Saved data entries:
━━━━━━━━
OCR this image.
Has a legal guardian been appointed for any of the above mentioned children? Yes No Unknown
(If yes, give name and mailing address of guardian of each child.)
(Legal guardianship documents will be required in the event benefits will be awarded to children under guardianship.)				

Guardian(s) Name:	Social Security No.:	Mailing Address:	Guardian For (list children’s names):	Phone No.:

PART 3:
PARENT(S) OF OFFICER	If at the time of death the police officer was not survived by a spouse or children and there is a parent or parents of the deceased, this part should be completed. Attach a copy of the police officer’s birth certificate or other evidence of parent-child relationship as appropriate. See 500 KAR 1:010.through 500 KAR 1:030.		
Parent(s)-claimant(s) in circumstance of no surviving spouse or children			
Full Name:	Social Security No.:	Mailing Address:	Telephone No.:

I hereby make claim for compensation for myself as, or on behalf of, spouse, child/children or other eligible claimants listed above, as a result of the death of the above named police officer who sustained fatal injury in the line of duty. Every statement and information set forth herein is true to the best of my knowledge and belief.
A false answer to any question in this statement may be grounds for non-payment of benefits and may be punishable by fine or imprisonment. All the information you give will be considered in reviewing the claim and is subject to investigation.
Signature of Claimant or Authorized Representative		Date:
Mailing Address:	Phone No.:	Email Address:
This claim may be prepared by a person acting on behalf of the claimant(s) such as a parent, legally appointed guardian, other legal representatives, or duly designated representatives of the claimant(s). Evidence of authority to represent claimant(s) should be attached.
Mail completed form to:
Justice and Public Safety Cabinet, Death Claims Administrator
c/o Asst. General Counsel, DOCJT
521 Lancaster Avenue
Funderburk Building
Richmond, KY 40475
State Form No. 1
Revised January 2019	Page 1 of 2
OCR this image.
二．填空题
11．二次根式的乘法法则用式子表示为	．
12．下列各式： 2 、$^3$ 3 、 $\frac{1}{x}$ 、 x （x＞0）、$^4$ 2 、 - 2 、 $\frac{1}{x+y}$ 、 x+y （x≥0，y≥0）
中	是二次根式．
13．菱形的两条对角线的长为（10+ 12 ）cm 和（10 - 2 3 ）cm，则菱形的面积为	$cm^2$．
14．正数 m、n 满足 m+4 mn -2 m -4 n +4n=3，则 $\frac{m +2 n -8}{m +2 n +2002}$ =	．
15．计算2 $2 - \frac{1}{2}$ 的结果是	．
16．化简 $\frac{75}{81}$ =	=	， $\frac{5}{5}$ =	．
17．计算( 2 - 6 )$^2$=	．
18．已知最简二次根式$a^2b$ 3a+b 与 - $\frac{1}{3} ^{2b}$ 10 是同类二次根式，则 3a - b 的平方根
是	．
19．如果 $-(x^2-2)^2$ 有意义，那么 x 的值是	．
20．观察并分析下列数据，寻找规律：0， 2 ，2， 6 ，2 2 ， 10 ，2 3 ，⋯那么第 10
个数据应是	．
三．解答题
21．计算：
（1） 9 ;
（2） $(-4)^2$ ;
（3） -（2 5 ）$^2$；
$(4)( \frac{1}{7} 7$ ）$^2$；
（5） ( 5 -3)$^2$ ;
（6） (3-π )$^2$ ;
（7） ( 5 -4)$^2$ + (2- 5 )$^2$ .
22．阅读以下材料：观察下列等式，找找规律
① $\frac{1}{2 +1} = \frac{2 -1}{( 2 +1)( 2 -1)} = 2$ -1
━━━━━━━━
Quote every entry exactly.

**Exercise output**
OCR this image.
Has a legal guardian been appointed for any of the above mentioned children? Yes No Unknown
(If yes, give name and mailing address of guardian of each child.)
(Legal guardianship documents will be required in the event benefits will be awarded to children under guardianship.)				

Guardian(s) Name:	Social Security No.:	Mailing Address:	Guardian For (list children’s names):	Phone No.:

PART 3:
PARENT(S) OF OFFICER	If at the time of death the police officer was not survived by a spouse or children and there is a parent or parents of the deceased, this part should be completed. Attach a copy of the police officer’s birth certificate or other evidence of parent-child relationship as appropriate. See 500 KAR 1:010.through 500 KAR 1:030.		
Parent(s)-claimant(s) in circumstance of no surviving spouse or children			
Full Name:	Social Security No.:	Mailing Address:	Telephone No.:

I hereby make claim for compensation for myself as, or on behalf of, spouse, child/children or other eligible claimants listed above, as a result of the death of the above named police officer who sustained fatal injury in the line of duty. Every statement and information set forth herein is true to the best of my knowledge and belief.
A false answer to any question in this statement may be grounds for non-payment of benefits and may be punishable by fine or imprisonment. All the information you give will be considered in reviewing the claim and is subject to investigation.
Signature of Claimant or Authorized Representative		Date:
Mailing Address:	Phone No.:	Email Address:
This claim may be prepared by a person acting on behalf of the claimant(s) such as a parent, legally appointed guardian, other legal representatives, or duly designated representatives of the claimant(s). Evidence of authority to represent claimant(s) should be attached.
Mail completed form to:
Justice and Public Safety Cabinet, Death Claims Administrator
c/o Asst. General Counsel, DOCJT
521 Lancaster Avenue
Funderburk Building
Richmond, KY 40475
State Form No. 1
Revised January 2019	Page 1 of 2
OCR this image.
二．填空题
11．二次根式的乘法法则用式子表示为	．
12．下列各式： 2 、$^3$ 3 、 $\frac{1}{x}$ 、 x （x＞0）、$^4$ 2 、 - 2 、 $\frac{1}{x+y}$ 、 x+y （x≥0，y≥0）
中	是二次根式．
13．菱形的两条对角线的长为（10+ 12 ）cm 和（10 - 2 3 ）cm，则菱形的面积为	$cm^2$．
14．正数 m、n 满足 m+4 mn -2 m -4 n +4n=3，则 $\frac{m +2 n -8}{m +2 n +2002}$ =	．
15．计算2 $2 - \frac{1}{2}$ 的结果是	．
16．化简 $\frac{75}{81}$ =	=	， $\frac{5}{5}$ =	．
17．计算( 2 - 6 )$^2$=	．
18．已知最简二次根式$a^2b$ 3a+b 与 - $\frac{1}{3} ^{2b}$ 10 是同类二次根式，则 3a - b 的平方根
是	．
19．如果 $-(x^2-2)^2$ 有意义，那么 x 的值是	．
20．观察并分析下列数据，寻找规律：0， 2 ，2， 6 ，2 2 ， 10 ，2 3 ，⋯那么第 10
个数据应是	．
三．解答题
21．计算：
（1） 9 ;
（2） $(-4)^2$ ;
（3） -（2 5 ）$^2$；
$(4)( \frac{1}{7} 7$ ）$^2$；
（5） ( 5 -3)$^2$ ;
（6） (3-π )$^2$ ;
（7） ( 5 -4)$^2$ + (2- 5 )$^2$ .
22．阅读以下材料：观察下列等式，找找规律
① $\frac{1}{2 +1} = \frac{2 -1}{( 2 +1)( 2 -1)} = 2$ -1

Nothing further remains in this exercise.